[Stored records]
• • • • •

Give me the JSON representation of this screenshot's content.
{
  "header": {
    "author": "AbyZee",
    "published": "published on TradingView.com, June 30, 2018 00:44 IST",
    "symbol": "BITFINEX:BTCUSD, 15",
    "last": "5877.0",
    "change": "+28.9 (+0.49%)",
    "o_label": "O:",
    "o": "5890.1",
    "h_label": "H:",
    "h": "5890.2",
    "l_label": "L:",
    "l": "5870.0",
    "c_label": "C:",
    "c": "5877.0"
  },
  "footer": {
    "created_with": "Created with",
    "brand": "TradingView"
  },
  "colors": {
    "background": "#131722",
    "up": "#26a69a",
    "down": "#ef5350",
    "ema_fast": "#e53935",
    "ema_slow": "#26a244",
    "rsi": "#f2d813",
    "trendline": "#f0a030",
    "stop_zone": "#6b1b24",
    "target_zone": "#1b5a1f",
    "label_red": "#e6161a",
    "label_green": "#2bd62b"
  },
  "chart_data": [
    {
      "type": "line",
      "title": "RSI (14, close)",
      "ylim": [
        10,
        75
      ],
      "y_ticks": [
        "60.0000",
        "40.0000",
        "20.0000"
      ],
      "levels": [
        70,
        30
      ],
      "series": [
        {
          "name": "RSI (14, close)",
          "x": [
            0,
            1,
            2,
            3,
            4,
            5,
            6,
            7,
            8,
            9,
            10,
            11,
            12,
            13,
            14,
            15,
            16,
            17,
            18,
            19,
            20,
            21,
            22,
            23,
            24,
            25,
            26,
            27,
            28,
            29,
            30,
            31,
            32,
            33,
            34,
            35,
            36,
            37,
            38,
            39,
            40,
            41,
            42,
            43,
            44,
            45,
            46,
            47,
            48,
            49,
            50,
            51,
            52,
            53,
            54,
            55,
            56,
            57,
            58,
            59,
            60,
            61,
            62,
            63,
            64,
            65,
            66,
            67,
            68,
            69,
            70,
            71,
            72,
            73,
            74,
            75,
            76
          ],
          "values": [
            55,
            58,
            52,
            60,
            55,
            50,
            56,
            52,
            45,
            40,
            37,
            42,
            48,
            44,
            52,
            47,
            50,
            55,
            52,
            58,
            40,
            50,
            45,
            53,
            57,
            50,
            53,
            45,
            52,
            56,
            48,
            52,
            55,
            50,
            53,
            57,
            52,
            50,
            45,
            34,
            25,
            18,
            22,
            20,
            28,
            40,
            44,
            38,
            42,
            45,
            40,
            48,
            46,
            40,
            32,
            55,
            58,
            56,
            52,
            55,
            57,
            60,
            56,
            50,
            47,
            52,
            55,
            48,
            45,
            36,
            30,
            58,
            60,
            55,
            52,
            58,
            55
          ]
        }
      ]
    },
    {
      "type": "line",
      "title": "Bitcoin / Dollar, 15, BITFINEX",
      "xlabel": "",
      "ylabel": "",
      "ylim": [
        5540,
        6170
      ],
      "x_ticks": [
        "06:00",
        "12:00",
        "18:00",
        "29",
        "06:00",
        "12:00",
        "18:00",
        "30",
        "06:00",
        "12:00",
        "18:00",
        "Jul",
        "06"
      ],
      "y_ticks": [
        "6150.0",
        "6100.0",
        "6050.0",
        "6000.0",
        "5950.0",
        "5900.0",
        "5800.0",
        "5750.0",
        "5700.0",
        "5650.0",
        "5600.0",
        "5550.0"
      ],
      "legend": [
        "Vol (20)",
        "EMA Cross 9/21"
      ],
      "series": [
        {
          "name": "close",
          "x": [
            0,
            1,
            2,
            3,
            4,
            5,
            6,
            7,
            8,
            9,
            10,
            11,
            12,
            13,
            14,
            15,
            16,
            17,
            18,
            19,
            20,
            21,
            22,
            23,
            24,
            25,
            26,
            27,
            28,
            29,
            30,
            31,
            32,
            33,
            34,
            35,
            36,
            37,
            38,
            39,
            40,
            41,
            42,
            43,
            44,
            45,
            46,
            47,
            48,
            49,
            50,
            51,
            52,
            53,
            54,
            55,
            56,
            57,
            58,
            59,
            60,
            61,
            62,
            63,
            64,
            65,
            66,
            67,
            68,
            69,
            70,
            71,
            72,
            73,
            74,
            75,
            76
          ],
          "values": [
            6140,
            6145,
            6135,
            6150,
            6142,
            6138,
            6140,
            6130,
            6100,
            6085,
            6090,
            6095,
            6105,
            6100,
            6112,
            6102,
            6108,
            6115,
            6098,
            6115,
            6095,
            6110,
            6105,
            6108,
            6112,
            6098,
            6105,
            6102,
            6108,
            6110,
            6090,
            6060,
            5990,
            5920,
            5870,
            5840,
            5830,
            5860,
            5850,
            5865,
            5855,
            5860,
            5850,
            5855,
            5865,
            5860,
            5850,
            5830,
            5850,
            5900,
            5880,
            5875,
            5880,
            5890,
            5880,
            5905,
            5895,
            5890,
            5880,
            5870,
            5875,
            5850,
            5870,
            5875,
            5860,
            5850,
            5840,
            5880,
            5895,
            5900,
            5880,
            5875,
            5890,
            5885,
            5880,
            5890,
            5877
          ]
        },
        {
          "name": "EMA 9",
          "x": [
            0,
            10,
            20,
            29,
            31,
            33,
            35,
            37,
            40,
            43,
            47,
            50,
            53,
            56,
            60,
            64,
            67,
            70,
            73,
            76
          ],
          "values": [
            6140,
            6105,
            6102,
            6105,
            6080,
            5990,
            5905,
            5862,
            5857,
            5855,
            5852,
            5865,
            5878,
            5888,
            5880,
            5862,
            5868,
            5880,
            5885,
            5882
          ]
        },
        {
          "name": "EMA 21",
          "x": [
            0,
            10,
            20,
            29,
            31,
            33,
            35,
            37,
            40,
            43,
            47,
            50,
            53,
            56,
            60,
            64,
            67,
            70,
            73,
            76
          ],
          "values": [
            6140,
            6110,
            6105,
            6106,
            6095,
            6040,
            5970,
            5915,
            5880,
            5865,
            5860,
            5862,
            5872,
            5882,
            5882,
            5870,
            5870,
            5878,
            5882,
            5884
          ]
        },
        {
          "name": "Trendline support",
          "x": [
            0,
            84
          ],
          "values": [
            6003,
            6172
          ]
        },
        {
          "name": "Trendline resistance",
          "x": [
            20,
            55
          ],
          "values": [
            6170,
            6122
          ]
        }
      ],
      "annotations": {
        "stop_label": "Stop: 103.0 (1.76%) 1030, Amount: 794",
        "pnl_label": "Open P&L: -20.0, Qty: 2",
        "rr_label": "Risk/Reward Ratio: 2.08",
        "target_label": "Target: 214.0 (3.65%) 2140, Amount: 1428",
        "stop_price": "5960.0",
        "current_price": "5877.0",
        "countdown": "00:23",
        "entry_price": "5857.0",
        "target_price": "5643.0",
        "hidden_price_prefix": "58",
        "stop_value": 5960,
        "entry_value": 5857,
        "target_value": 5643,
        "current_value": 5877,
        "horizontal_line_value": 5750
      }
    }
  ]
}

• • • • •

• [Direction]:
Extract all of the data exactly as written.

• [Response]:
Give me the JSON representation of this screenshot's content.
{
  "header": {
    "author": "AbyZee",
    "published": "published on TradingView.com, June 30, 2018 00:44 IST",
    "symbol": "BITFINEX:BTCUSD, 15",
    "last": "5877.0",
    "change": "+28.9 (+0.49%)",
    "o_label": "O:",
    "o": "5890.1",
    "h_label": "H:",
    "h": "5890.2",
    "l_label": "L:",
    "l": "5870.0",
    "c_label": "C:",
    "c": "5877.0"
  },
  "footer": {
    "created_with": "Created with",
    "brand": "TradingView"
  },
  "colors": {
    "background": "#131722",
    "up": "#26a69a",
    "down": "#ef5350",
    "ema_fast": "#e53935",
    "ema_slow": "#26a244",
    "rsi": "#f2d813",
    "trendline": "#f0a030",
    "stop_zone": "#6b1b24",
    "target_zone": "#1b5a1f",
    "label_red": "#e6161a",
    "label_green": "#2bd62b"
  },
  "chart_data": [
    {
      "type": "line",
      "title": "RSI (14, close)",
      "ylim": [
        10,
        75
      ],
      "y_ticks": [
        "60.0000",
        "40.0000",
        "20.0000"
      ],
      "levels": [
        70,
        30
      ],
      "series": [
        {
          "name": "RSI (14, close)",
          "x": [
            0,
            1,
            2,
            3,
            4,
            5,
            6,
            7,
            8,
            9,
            10,
            11,
            12,
            13,
            14,
            15,
            16,
            17,
            18,
            19,
            20,
            21,
            22,
            23,
            24,
            25,
            26,
            27,
            28,
            29,
            30,
            31,
            32,
            33,
            34,
            35,
            36,
            37,
            38,
            39,
            40,
            41,
            42,
            43,
            44,
            45,
            46,
            47,
            48,
            49,
            50,
            51,
            52,
            53,
            54,
            55,
            56,
            57,
            58,
            59,
            60,
            61,
            62,
            63,
            64,
            65,
            66,
            67,
            68,
            69,
            70,
            71,
            72,
            73,
            74,
            75,
            76
          ],
          "values": [
            55,
            58,
            52,
            60,
            55,
            50,
            56,
            52,
            45,
            40,
            37,
            42,
            48,
            44,
            52,
            47,
            50,
            55,
            52,
            58,
            40,
            50,
            45,
            53,
            57,
            50,
            53,
            45,
            52,
            56,
            48,
            52,
            55,
            50,
            53,
            57,
            52,
            50,
            45,
            34,
            25,
            18,
            22,
            20,
            28,
            40,
            44,
            38,
            42,
            45,
            40,
            48,
            46,
            40,
            32,
            55,
            58,
            56,
            52,
            55,
            57,
            60,
            56,
            50,
            47,
            52,
            55,
            48,
            45,
            36,
            30,
            58,
            60,
            55,
            52,
            58,
            55
          ]
        }
      ]
    },
    {
      "type": "line",
      "title": "Bitcoin / Dollar, 15, BITFINEX",
      "xlabel": "",
      "ylabel": "",
      "ylim": [
        5540,
        6170
      ],
      "x_ticks": [
        "06:00",
        "12:00",
        "18:00",
        "29",
        "06:00",
        "12:00",
        "18:00",
        "30",
        "06:00",
        "12:00",
        "18:00",
        "Jul",
        "06"
      ],
      "y_ticks": [
        "6150.0",
        "6100.0",
        "6050.0",
        "6000.0",
        "5950.0",
        "5900.0",
        "5800.0",
        "5750.0",
        "5700.0",
        "5650.0",
        "5600.0",
        "5550.0"
      ],
      "legend": [
        "Vol (20)",
        "EMA Cross 9/21"
      ],
      "series": [
        {
          "name": "close",
          "x": [
            0,
            1,
            2,
            3,
            4,
            5,
            6,
            7,
            8,
            9,
            10,
            11,
            12,
            13,
            14,
            15,
            16,
            17,
            18,
            19,
            20,
            21,
            22,
            23,
            24,
            25,
            26,
            27,
            28,
            29,
            30,
            31,
            32,
            33,
            34,
            35,
            36,
            37,
            38,
            39,
            40,
            41,
            42,
            43,
            44,
            45,
            46,
            47,
            48,
            49,
            50,
            51,
            52,
            53,
            54,
            55,
            56,
            57,
            58,
            59,
            60,
            61,
            62,
            63,
            64,
            65,
            66,
            67,
            68,
            69,
            70,
            71,
            72,
            73,
            74,
            75,
            76
          ],
          "values": [
            6140,
            6145,
            6135,
            6150,
            6142,
            6138,
            6140,
            6130,
            6100,
            6085,
            6090,
            6095,
            6105,
            6100,
            6112,
            6102,
            6108,
            6115,
            6098,
            6115,
            6095,
            6110,
            6105,
            6108,
            6112,
            6098,
            6105,
            6102,
            6108,
            6110,
            6090,
            6060,
            5990,
            5920,
            5870,
            5840,
            5830,
            5860,
            5850,
            5865,
            5855,
            5860,
            5850,
            5855,
            5865,
            5860,
            5850,
            5830,
            5850,
            5900,
            5880,
            5875,
            5880,
            5890,
            5880,
            5905,
            5895,
            5890,
            5880,
            5870,
            5875,
            5850,
            5870,
            5875,
            5860,
            5850,
            5840,
            5880,
            5895,
            5900,
            5880,
            5875,
            5890,
            5885,
            5880,
            5890,
            5877
          ]
        },
        {
          "name": "EMA 9",
          "x": [
            0,
            10,
            20,
            29,
            31,
            33,
            35,
            37,
            40,
            43,
            47,
            50,
            53,
            56,
            60,
            64,
            67,
            70,
            73,
            76
          ],
          "values": [
            6140,
            6105,
            6102,
            6105,
            6080,
            5990,
            5905,
            5862,
            5857,
            5855,
            5852,
            5865,
            5878,
            5888,
            5880,
            5862,
            5868,
            5880,
            5885,
            5882
          ]
        },
        {
          "name": "EMA 21",
          "x": [
            0,
            10,
            20,
            29,
            31,
            33,
            35,
            37,
            40,
            43,
            47,
            50,
            53,
            56,
            60,
            64,
            67,
            70,
            73,
            76
          ],
          "values": [
            6140,
            6110,
            6105,
            6106,
            6095,
            6040,
            5970,
            5915,
            5880,
            5865,
            5860,
            5862,
            5872,
            5882,
            5882,
            5870,
            5870,
            5878,
            5882,
            5884
          ]
        },
        {
          "name": "Trendline support",
          "x": [
            0,
            84
          ],
          "values": [
            6003,
            6172
          ]
        },
        {
          "name": "Trendline resistance",
          "x": [
            20,
            55
          ],
          "values": [
            6170,
            6122
          ]
        }
      ],
      "annotations": {
        "stop_label": "Stop: 103.0 (1.76%) 1030, Amount: 794",
        "pnl_label": "Open P&L: -20.0, Qty: 2",
        "rr_label": "Risk/Reward Ratio: 2.08",
        "target_label": "Target: 214.0 (3.65%) 2140, Amount: 1428",
        "stop_price": "5960.0",
        "current_price": "5877.0",
        "countdown": "00:23",
        "entry_price": "5857.0",
        "target_price": "5643.0",
        "hidden_price_prefix": "58",
        "stop_value": 5960,
        "entry_value": 5857,
        "target_value": 5643,
        "current_value": 5877,
        "horizontal_line_value": 5750
      }
    }
  ]
}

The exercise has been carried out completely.